──────── DATA TO USE

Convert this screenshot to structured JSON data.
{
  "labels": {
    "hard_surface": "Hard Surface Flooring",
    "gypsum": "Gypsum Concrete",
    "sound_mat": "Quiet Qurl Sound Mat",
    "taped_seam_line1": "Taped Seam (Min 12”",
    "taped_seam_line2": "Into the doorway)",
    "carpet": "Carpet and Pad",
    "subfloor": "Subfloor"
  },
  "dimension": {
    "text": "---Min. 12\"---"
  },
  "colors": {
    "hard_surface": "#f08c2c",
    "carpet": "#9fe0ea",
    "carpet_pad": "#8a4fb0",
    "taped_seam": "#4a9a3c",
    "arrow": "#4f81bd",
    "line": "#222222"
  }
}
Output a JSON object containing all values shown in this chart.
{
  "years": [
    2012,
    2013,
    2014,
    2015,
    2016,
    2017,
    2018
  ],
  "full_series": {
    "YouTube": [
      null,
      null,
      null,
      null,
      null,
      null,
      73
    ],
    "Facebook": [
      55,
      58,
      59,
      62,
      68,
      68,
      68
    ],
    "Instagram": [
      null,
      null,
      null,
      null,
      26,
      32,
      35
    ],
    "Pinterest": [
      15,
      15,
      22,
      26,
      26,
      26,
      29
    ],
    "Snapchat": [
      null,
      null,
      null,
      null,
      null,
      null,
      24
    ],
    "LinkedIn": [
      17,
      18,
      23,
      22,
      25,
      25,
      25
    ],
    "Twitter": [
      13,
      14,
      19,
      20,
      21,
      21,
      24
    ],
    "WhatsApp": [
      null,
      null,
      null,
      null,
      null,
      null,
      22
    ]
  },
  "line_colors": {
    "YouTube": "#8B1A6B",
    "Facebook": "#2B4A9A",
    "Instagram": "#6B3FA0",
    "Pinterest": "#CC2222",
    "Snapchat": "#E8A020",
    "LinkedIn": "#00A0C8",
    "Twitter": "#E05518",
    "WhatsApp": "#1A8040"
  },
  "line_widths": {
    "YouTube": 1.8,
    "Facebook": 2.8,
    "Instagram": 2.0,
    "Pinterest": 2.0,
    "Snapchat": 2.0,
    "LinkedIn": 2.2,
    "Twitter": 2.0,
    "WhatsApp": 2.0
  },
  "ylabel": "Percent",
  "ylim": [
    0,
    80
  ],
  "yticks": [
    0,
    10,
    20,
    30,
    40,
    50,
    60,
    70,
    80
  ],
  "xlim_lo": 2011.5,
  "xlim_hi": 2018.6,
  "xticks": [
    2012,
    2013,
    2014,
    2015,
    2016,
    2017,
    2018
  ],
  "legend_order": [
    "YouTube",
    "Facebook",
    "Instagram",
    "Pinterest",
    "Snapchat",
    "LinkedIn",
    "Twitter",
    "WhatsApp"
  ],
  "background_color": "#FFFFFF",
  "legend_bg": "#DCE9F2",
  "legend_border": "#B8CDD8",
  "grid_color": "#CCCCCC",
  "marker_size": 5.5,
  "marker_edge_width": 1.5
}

────────────────
──────── DATA TO USE

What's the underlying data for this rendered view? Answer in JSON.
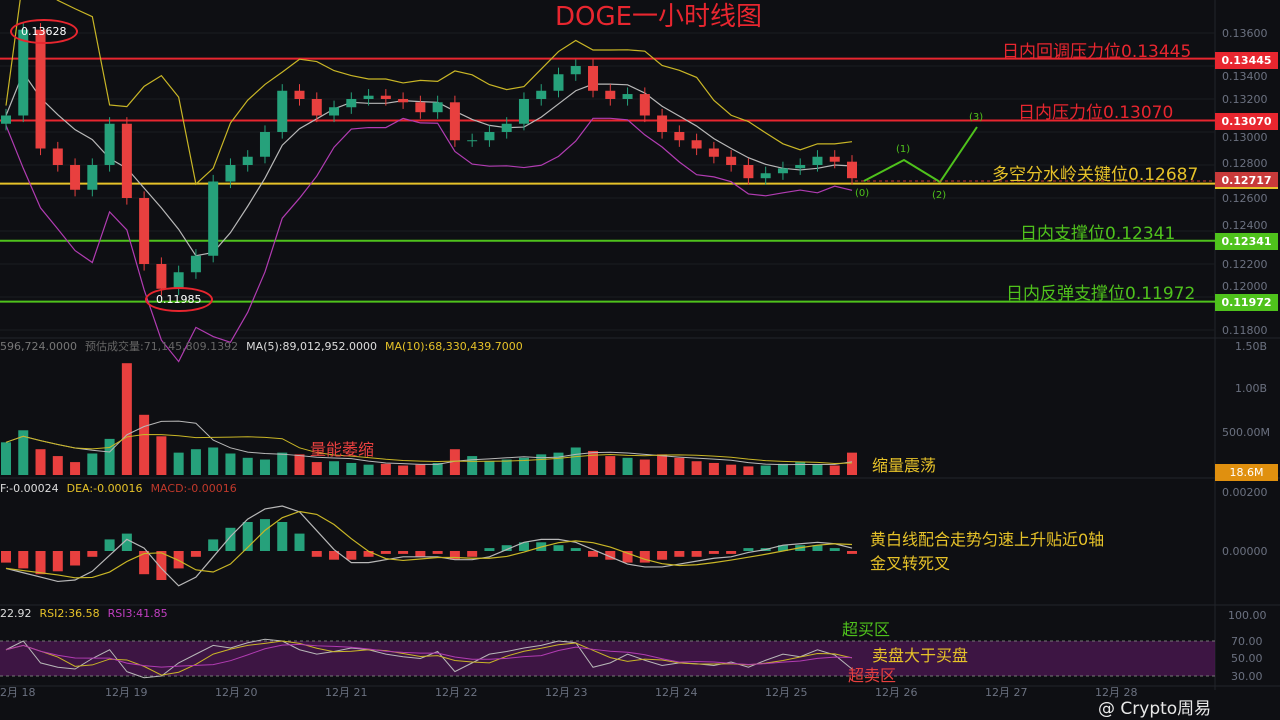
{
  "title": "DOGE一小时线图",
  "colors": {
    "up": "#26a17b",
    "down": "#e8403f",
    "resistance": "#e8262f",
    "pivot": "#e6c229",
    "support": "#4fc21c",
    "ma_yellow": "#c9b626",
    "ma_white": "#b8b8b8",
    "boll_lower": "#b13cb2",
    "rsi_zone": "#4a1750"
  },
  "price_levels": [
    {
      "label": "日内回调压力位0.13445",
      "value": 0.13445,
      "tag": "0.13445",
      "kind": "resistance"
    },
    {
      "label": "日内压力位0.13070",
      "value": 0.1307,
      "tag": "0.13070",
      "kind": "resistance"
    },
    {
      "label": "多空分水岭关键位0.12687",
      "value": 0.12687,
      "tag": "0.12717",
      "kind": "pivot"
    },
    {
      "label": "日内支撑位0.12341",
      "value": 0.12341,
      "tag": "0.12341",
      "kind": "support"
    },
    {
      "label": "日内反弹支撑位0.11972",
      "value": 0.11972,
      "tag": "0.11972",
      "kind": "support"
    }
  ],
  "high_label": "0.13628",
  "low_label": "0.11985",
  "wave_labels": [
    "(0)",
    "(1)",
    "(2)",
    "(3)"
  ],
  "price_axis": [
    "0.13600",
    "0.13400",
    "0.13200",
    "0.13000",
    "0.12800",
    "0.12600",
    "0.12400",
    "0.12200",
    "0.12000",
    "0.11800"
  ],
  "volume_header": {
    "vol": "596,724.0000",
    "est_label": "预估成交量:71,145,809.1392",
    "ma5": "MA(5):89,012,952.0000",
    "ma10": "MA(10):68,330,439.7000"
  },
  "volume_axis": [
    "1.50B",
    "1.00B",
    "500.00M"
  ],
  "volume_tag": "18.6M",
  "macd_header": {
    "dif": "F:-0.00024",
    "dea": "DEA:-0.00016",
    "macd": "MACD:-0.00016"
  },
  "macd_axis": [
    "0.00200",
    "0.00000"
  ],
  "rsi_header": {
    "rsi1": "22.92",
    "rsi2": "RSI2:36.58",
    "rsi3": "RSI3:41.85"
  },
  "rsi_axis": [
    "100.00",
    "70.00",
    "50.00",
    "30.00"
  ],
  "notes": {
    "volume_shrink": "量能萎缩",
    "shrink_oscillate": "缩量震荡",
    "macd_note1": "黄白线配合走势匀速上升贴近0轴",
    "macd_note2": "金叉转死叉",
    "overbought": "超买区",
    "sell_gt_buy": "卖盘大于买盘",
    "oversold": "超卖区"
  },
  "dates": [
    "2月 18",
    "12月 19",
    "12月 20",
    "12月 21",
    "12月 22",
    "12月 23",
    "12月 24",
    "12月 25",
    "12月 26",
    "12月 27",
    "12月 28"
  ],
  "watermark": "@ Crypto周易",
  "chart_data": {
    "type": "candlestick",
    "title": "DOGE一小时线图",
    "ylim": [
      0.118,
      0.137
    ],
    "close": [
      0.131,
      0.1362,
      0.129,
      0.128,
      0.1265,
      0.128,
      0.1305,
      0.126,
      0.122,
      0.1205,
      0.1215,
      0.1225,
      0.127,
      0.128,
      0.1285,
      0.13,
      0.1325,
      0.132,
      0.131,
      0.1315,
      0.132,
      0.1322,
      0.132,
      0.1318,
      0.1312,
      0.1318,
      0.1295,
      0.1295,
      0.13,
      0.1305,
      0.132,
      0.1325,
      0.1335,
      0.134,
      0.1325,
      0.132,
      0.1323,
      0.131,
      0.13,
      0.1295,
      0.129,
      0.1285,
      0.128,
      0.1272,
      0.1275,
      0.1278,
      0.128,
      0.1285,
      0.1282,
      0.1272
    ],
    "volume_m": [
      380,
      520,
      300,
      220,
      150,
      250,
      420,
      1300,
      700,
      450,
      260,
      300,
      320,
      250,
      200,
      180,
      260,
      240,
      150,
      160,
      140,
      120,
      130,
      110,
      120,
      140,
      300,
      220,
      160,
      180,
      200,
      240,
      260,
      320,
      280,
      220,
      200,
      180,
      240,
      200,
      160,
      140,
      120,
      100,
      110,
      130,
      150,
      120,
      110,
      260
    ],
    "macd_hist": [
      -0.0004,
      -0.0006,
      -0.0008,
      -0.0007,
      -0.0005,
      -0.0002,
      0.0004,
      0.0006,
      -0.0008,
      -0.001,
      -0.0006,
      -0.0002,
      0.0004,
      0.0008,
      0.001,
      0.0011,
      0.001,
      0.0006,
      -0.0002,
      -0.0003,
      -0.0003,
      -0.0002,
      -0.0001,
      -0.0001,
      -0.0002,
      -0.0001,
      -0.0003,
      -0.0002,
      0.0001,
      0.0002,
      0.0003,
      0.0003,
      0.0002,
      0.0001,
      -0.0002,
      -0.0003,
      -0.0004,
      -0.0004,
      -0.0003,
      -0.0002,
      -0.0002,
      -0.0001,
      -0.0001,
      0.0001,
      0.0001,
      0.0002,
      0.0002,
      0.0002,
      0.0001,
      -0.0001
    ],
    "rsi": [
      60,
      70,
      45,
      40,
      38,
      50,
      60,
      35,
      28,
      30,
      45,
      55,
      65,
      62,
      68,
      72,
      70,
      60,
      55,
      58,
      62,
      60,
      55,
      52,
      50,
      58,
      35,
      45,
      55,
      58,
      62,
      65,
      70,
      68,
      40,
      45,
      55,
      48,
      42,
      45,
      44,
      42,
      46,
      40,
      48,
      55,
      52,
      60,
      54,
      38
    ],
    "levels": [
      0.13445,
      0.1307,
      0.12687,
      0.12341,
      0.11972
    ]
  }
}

────────────────
──────── DATA TO USE

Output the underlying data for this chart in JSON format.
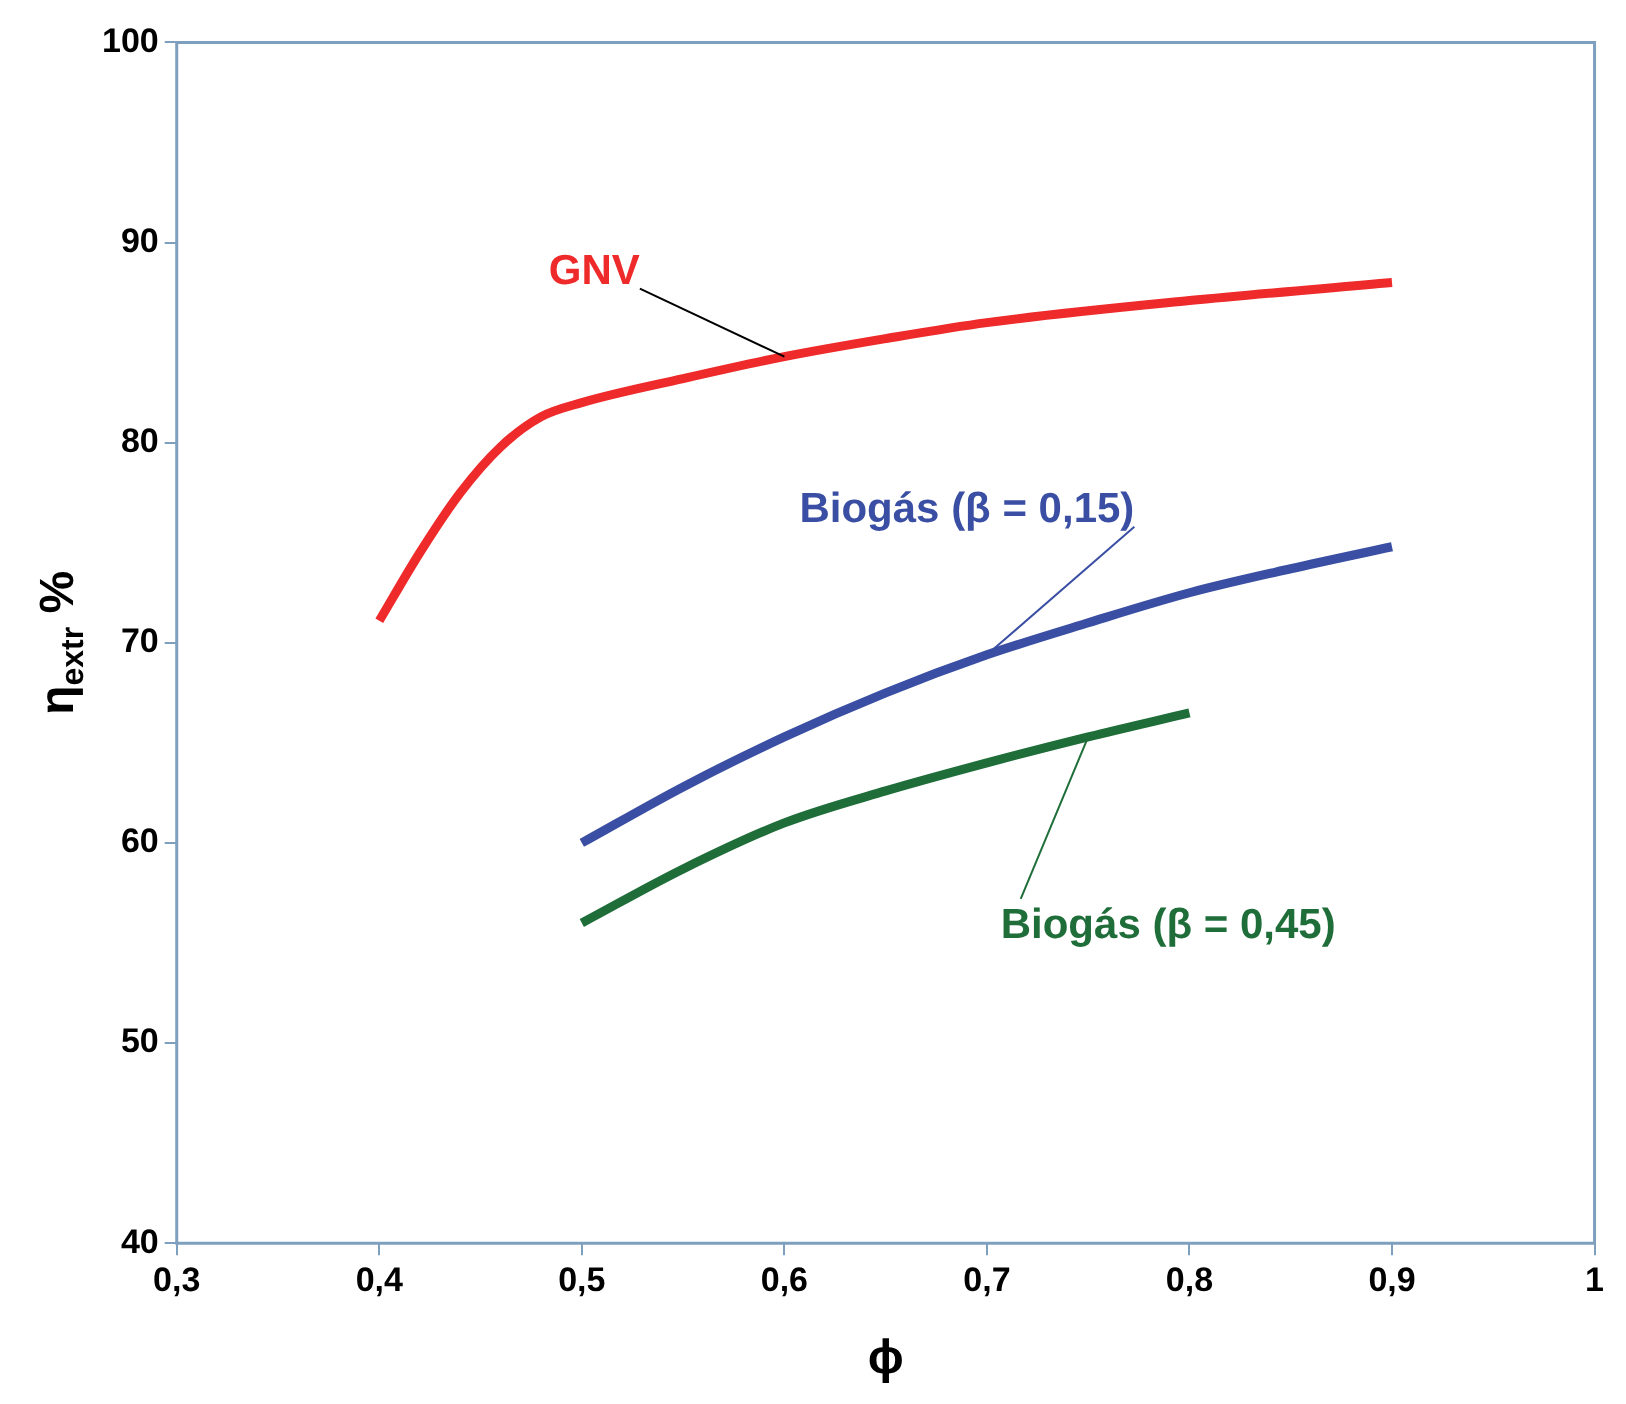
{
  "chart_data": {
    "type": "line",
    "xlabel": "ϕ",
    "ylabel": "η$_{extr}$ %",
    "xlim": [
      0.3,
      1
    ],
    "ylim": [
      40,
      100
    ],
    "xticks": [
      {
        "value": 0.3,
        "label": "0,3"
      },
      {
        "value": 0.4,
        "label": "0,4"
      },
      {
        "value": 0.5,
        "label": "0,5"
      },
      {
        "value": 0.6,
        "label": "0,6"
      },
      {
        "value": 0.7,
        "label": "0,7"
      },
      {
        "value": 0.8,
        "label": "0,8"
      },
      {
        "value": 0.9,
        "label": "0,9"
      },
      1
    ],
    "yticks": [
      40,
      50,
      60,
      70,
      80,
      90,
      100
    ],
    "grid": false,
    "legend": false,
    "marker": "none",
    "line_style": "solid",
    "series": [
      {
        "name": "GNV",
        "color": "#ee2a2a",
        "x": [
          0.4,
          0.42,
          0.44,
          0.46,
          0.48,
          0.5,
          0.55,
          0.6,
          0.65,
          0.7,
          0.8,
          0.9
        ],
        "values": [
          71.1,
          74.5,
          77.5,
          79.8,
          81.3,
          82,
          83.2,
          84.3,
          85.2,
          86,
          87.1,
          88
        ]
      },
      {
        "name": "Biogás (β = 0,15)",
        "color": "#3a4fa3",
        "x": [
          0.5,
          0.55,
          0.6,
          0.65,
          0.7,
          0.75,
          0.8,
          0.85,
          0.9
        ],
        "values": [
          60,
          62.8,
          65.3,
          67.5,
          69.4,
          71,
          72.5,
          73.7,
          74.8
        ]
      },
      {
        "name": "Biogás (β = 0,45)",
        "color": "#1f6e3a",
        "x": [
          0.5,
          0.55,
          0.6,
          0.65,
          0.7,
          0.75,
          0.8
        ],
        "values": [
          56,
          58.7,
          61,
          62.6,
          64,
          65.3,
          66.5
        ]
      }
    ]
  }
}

────────────────

> INSTRUCTIONS TO FOLLOW: Each line that contains the word "Pinterest" counts toward the total; give only that total.

> ANSWER FOR THIS EXERCISE: 4